Task goal
Locate every line in the records below that contains the word "color", and copy each one.

Stored entries
== == ==

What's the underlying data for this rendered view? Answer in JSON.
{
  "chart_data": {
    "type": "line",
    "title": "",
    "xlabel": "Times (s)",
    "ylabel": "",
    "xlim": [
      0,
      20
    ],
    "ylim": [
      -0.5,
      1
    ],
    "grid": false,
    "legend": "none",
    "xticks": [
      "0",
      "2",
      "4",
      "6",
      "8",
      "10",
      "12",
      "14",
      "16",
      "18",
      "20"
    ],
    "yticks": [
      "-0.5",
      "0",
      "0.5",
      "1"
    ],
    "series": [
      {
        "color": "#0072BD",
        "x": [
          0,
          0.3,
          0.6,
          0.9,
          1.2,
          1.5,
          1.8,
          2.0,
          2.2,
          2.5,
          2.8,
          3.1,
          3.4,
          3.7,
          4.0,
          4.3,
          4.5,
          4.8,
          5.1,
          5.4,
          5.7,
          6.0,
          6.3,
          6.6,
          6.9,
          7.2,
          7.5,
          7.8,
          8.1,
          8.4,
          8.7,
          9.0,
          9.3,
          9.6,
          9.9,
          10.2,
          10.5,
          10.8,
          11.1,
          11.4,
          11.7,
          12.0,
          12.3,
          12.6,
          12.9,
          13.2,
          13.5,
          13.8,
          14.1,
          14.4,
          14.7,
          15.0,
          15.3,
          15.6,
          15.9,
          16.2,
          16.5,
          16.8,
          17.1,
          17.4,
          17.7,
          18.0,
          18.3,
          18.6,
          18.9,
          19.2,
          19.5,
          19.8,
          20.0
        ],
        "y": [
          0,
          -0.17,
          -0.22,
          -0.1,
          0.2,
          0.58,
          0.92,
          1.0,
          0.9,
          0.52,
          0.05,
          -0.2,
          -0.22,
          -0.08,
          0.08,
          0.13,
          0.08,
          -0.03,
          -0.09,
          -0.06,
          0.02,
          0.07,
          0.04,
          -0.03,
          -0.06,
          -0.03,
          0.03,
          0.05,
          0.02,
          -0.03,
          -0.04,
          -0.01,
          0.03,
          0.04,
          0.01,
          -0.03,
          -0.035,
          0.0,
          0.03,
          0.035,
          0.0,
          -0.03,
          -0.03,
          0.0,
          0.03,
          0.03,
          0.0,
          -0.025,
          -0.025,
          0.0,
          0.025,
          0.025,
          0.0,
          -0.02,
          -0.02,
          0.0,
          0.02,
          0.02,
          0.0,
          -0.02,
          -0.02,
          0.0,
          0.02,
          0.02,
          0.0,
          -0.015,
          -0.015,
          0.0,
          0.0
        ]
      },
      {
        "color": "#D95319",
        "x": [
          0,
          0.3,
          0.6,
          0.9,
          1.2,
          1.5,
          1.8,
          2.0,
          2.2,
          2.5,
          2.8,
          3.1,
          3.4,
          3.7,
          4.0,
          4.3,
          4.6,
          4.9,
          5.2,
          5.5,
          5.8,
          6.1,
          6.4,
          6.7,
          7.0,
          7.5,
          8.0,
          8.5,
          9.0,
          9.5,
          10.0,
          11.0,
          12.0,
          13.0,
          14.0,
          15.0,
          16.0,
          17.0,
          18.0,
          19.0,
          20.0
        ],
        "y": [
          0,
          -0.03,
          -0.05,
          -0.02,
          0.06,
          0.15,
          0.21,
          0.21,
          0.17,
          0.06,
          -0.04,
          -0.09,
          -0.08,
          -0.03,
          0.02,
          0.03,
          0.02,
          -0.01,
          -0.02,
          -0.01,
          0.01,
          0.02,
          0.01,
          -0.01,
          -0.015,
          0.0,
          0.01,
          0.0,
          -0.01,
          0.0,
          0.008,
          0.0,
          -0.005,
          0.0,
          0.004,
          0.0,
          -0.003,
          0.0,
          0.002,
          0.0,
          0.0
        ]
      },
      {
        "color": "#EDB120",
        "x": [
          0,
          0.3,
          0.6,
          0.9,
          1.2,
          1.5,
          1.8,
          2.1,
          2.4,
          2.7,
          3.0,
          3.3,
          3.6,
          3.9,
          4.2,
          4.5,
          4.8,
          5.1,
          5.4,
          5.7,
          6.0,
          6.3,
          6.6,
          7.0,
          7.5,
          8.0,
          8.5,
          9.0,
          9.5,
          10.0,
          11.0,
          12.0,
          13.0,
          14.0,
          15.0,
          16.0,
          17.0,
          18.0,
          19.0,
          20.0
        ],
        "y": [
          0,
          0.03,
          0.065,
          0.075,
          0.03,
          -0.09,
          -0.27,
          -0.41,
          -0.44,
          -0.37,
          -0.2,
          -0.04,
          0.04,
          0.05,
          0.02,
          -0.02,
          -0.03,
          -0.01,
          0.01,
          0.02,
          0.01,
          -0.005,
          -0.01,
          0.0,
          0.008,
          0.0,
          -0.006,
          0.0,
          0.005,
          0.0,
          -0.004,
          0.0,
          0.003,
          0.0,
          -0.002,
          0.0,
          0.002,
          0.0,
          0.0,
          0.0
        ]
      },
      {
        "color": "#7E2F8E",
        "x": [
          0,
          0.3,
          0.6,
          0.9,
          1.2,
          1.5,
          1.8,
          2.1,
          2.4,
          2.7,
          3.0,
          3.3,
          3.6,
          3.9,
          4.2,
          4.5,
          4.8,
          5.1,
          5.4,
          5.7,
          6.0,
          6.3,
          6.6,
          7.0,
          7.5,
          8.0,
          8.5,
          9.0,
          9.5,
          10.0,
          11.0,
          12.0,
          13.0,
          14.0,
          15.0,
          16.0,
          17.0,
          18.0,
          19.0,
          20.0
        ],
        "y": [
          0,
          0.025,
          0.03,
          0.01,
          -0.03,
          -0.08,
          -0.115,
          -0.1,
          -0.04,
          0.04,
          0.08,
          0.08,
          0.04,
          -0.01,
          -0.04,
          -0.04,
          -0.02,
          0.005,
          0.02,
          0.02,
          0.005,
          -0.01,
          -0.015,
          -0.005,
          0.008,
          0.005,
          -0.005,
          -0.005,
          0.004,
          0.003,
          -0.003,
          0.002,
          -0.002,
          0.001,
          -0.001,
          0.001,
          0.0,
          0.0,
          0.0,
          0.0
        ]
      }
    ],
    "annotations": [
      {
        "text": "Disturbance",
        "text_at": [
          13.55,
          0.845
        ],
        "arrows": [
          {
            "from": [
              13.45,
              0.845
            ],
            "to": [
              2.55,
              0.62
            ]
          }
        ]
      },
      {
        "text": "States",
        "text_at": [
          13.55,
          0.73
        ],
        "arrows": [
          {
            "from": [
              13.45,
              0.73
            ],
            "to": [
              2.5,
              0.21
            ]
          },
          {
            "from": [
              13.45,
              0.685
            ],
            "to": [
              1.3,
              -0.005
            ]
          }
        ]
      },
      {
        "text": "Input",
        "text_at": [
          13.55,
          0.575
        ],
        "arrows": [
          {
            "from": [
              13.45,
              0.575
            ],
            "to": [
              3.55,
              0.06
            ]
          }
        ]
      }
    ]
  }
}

== == ==

Output
        "color": "#0072BD",
        "color": "#D95319",
        "color": "#EDB120",
        "color": "#7E2F8E",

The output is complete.